The forward model operates on latent representations that encode mesh representations of cloth states. Meshes are obtained using an estimation routine taking voxel representations as input. The estimation routine consists of a voxel-to-mesh network (VtM net) that estimates a probabilistic mesh, and an optimisation process (“refinement”) that combines this probabilistic mesh with prior knowledge of the cloth topology and (if available) the preceding prediction of the current state, in order to generate a plausible deterministic mesh.
Plan generation takes the present state of the cloth and the intended goal state as input (both in mesh format). We find manipulation inputs that produce the latter from the former, by following manipulation input gradients obtained by backpropagation through the FMNN. Generation of multi-step plans (i.e., manipulation sequences) is achieved by recurrently chaining the FMNN.
Training the system involves two separate training processes. The first trains the FMNN, along with encoder and decoder modules for mapping full-size mesh representations to latent representations and vice versa. The second trains the VtM network to estimate probabilistic meshes from voxel representations. Both processes use the same dataset, which is generated in simulation. Data generation simulates the scenario of performing sequences of random manipulations on a square cloth the size of a hand towel, on a flat work surface.
Representations
Cloth shape and position
We use three shape representations: voxel, deterministic mesh, and probabilistic mesh. We abbreviate the latter two as DMR and PMR, respectively. Voxel representations are binary matrices of resolution 32 × 32 × 16. DMRs are real-valued matrices of size 32 × 32 × 3, assigning (x, y, z) coordinates to each vertex of a 32 × 32 mesh topology. PMRs resemble their deterministic counterpart, but represent each vertex position as a multivariate normal distribution. They are real-valued matrices of size 32 × 32 × 6, with each 1 × 1 × 6 subvolume containing a set of means (μx, μy, μz) and standard deviations (σx, σy, σz) probabilistically describing the position of a single vertex in the mesh. The σ values define the diagonal of the multivariate normal distribution’s covariance matrix. A more complete representation would specify the full covariance matrix, but we wish to constrain the number of outputs to be learned. Example visualisations of a DMR, PMR, and a voxel representation are given in Figure 2.
Figure 2. (A) A deterministic mesh representation (DMR). Left: Top-down 3D rendering of the mesh. Right: x, y, and z coordinates mapped as colour gradients in uv-space. Grey values for z-coordinates boosted for visibility. The grid texture on the 3D rendering is added for visualisation purpose only. The texture is not present in cloth observations and does not correspond to the mesh resolution. (B) A probabilistic mesh representation (PMR). Left: Top-down 3D rendering of the μ-component of the mesh. Lilac shading around the cloth indicates the σx and σy components, and lilac cast on the cloth indicates the σz component. Right: μx, μy, μz, σx, σy, σz components mapped as colour gradients in uv-space. Grey values for μz and σz boosted for visibility. (C) A voxel representation. Colour indicates mean voxel value over each voxel column parallel to the viewing angle.

+++++

▶ _CHALLENGES_:
1. Name each shape representation the cloth modeling text says it uses.
2. Put everything in the listing from the line containing "nav-logout[interactable]: Logout xyxy=(840,4,886,17)" down to the line containing "forum-label[interactable]: Friendica Developers" into a numbered list.

+++++

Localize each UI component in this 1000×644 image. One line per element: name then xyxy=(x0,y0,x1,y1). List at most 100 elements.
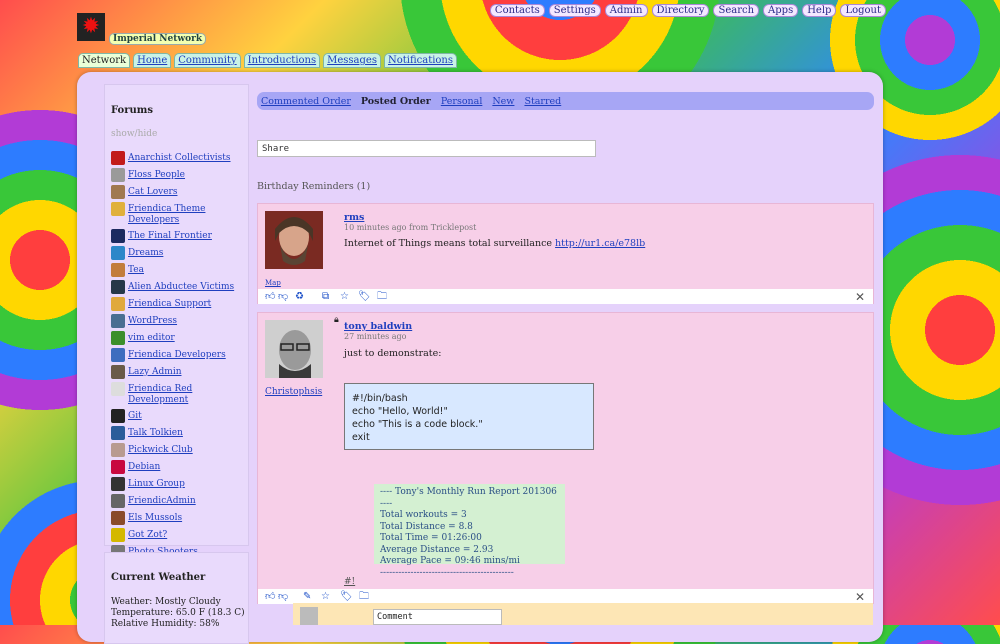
nav-logout[interactable]: Logout xyxy=(840,4,886,17)
forum-item[interactable]: Git xyxy=(111,409,245,423)
tab-starred[interactable]: Starred xyxy=(524,96,561,107)
forum-label[interactable]: Talk Tolkien xyxy=(128,426,183,439)
tab-posted-order[interactable]: Posted Order xyxy=(361,96,431,107)
forum-item[interactable]: Friendica Theme Developers xyxy=(111,202,245,226)
edit-icon[interactable]: ✎ xyxy=(303,591,311,603)
forum-label[interactable]: Anarchist Collectivists xyxy=(128,151,231,164)
forum-label[interactable]: The Final Frontier xyxy=(128,229,212,242)
forum-item[interactable]: Cat Lovers xyxy=(111,185,245,199)
forum-label[interactable]: Friendica Theme Developers xyxy=(128,202,245,226)
forum-label[interactable]: Friendica Support xyxy=(128,297,211,310)
folder-icon[interactable]: 🗀 xyxy=(359,591,369,603)
tab-network[interactable]: Network xyxy=(78,53,131,68)
forum-item[interactable]: Linux Group xyxy=(111,477,245,491)
folder-icon[interactable]: 🗀 xyxy=(377,291,387,303)
forum-avatar-icon xyxy=(111,528,125,542)
forum-item[interactable]: Pickwick Club xyxy=(111,443,245,457)
report-line: Average Distance = 2.93 xyxy=(380,544,494,555)
nav-directory[interactable]: Directory xyxy=(651,4,710,17)
forum-label[interactable]: Got Zot? xyxy=(128,528,167,541)
tag-icon[interactable]: 🏷︎ xyxy=(340,591,353,603)
nav-search[interactable]: Search xyxy=(713,4,760,17)
forum-label[interactable]: Dreams xyxy=(128,246,163,259)
tab-commented-order[interactable]: Commented Order xyxy=(261,96,351,107)
dislike-icon[interactable]: 👎︎ xyxy=(278,591,288,603)
forum-label[interactable]: Friendica Developers xyxy=(128,348,226,361)
post-link[interactable]: http://ur1.ca/e78lb xyxy=(555,238,645,249)
site-name[interactable]: Imperial Network xyxy=(109,33,207,45)
forum-label[interactable]: Linux Group xyxy=(128,477,185,490)
share-input[interactable]: Share xyxy=(257,140,596,157)
nav-apps[interactable]: Apps xyxy=(763,4,799,17)
map-link[interactable]: Map xyxy=(265,279,281,287)
forum-item[interactable]: Anarchist Collectivists xyxy=(111,151,245,165)
report-line: Total Time = 01:26:00 xyxy=(380,533,482,543)
forum-label[interactable]: Alien Abductee Victims xyxy=(128,280,234,293)
post-tony: 🔒︎ tony baldwin 27 minutes ago just to d… xyxy=(257,312,874,604)
post-author[interactable]: rms xyxy=(344,212,364,223)
tab-messages[interactable]: Messages xyxy=(323,53,381,68)
post-tag[interactable]: #! xyxy=(344,577,355,587)
avatar[interactable] xyxy=(265,211,323,269)
show-hide-toggle[interactable]: show/hide xyxy=(111,129,157,139)
forum-item[interactable]: Friendica Support xyxy=(111,297,245,311)
forum-item[interactable]: Got Zot? xyxy=(111,528,245,542)
code-line: #!/bin/bash xyxy=(352,393,408,404)
star-icon[interactable]: ☆ xyxy=(321,591,330,603)
forum-label[interactable]: Friendica Red Development xyxy=(128,382,245,406)
forum-item[interactable]: Friendica Developers xyxy=(111,348,245,362)
nav-help[interactable]: Help xyxy=(802,4,837,17)
tab-notifications[interactable]: Notifications xyxy=(383,53,457,68)
close-icon[interactable]: ✕ xyxy=(855,590,865,604)
star-icon[interactable]: ☆ xyxy=(340,291,349,303)
tab-new[interactable]: New xyxy=(492,96,514,107)
forum-item[interactable]: Lazy Admin xyxy=(111,365,245,379)
avatar[interactable] xyxy=(265,320,323,378)
forum-item[interactable]: Dreams xyxy=(111,246,245,260)
forum-label[interactable]: FriendicAdmin xyxy=(128,494,196,507)
forum-item[interactable]: The Final Frontier xyxy=(111,229,245,243)
forum-label[interactable]: vim editor xyxy=(128,331,175,344)
forum-label[interactable]: Tea xyxy=(128,263,144,276)
site-logo[interactable]: ✹ xyxy=(77,13,105,41)
like-icon[interactable]: 👍︎ xyxy=(265,291,275,303)
tag-icon[interactable]: 🏷︎ xyxy=(358,291,371,303)
forum-label[interactable]: Cat Lovers xyxy=(128,185,177,198)
birthday-reminders[interactable]: Birthday Reminders (1) xyxy=(257,181,370,192)
forum-item[interactable]: Floss People xyxy=(111,168,245,182)
forum-label[interactable]: Floss People xyxy=(128,168,185,181)
tab-community[interactable]: Community xyxy=(174,53,241,68)
share-icon[interactable]: ♻ xyxy=(295,291,304,303)
comment-input[interactable]: Comment xyxy=(373,609,502,625)
forum-item[interactable]: FriendicAdmin xyxy=(111,494,245,508)
nav-settings[interactable]: Settings xyxy=(548,4,601,17)
tab-home[interactable]: Home xyxy=(133,53,172,68)
forum-label[interactable]: Els Mussols xyxy=(128,511,182,524)
forum-item[interactable]: Alien Abductee Victims xyxy=(111,280,245,294)
forum-label[interactable]: Git xyxy=(128,409,142,422)
forum-item[interactable]: Talk Tolkien xyxy=(111,426,245,440)
code-line: exit xyxy=(352,432,370,443)
forum-item[interactable]: vim editor xyxy=(111,331,245,345)
forum-item[interactable]: Friendica Red Development xyxy=(111,382,245,406)
like-icon[interactable]: 👍︎ xyxy=(265,591,275,603)
forum-item[interactable]: Els Mussols xyxy=(111,511,245,525)
forum-item[interactable]: WordPress xyxy=(111,314,245,328)
tab-introductions[interactable]: Introductions xyxy=(243,53,321,68)
forum-item[interactable]: Debian xyxy=(111,460,245,474)
post-text: Internet of Things means total surveilla… xyxy=(344,238,556,249)
tab-personal[interactable]: Personal xyxy=(441,96,483,107)
close-icon[interactable]: ✕ xyxy=(855,290,865,304)
dislike-icon[interactable]: 👎︎ xyxy=(278,291,288,303)
forum-label[interactable]: WordPress xyxy=(128,314,177,327)
owner-link[interactable]: Christophsis xyxy=(265,387,322,397)
post-author[interactable]: tony baldwin xyxy=(344,321,412,332)
external-link-icon[interactable]: ⧉ xyxy=(322,291,329,303)
forum-label[interactable]: Lazy Admin xyxy=(128,365,182,378)
forum-label[interactable]: Debian xyxy=(128,460,160,473)
nav-contacts[interactable]: Contacts xyxy=(489,4,545,17)
nav-admin[interactable]: Admin xyxy=(604,4,648,17)
forum-label[interactable]: Pickwick Club xyxy=(128,443,193,456)
top-nav: Contacts Settings Admin Directory Search… xyxy=(489,4,886,17)
forum-item[interactable]: Tea xyxy=(111,263,245,277)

+++++

▶ _RESULTS IN ORDER_:
1.
- Voxel representation
- Deterministic mesh representation (DMR)
- Probabilistic mesh representation (PMR)

2.
1. nav-logout[interactable]: Logout xyxy=(840,4,886,17)
2. forum-item[interactable]: Git xyxy=(111,409,245,423)
3. tab-starred[interactable]: Starred xyxy=(524,96,561,107)
4. forum-label[interactable]: Talk Tolkien xyxy=(128,426,183,439)
5. tab-posted-order[interactable]: Posted Order xyxy=(361,96,431,107)
6. forum-item[interactable]: Friendica Theme Developers xyxy=(111,202,245,226)
7. edit-icon[interactable]: ✎ xyxy=(303,591,311,603)
8. forum-label[interactable]: Anarchist Collectivists xyxy=(128,151,231,164)
9. forum-label[interactable]: The Final Frontier xyxy=(128,229,212,242)
10. forum-item[interactable]: Cat Lovers xyxy=(111,185,245,199)
11. forum-label[interactable]: Friendica Theme Developers xyxy=(128,202,245,226)
12. forum-label[interactable]: Friendica Support xyxy=(128,297,211,310)
13. folder-icon[interactable]: 🗀 xyxy=(359,591,369,603)
14. tab-network[interactable]: Network xyxy=(78,53,131,68)
15. forum-item[interactable]: Linux Group xyxy=(111,477,245,491)
16. folder-icon[interactable]: 🗀 xyxy=(377,291,387,303)
17. forum-avatar-icon xyxy=(111,528,125,542)
18. forum-item[interactable]: Pickwick Club xyxy=(111,443,245,457)
19. report-line: Average Distance = 2.93 xyxy=(380,544,494,555)
20. nav-directory[interactable]: Directory xyxy=(651,4,710,17)
21. forum-label[interactable]: Got Zot? xyxy=(128,528,167,541)
22. tag-icon[interactable]: 🏷︎ xyxy=(340,591,353,603)
23. nav-search[interactable]: Search xyxy=(713,4,760,17)
24. forum-label[interactable]: Dreams xyxy=(128,246,163,259)
25. tab-commented-order[interactable]: Commented Order xyxy=(261,96,351,107)
26. dislike-icon[interactable]: 👎︎ xyxy=(278,591,288,603)
27. forum-label[interactable]: Friendica Developers xyxy=(128,348,226,361)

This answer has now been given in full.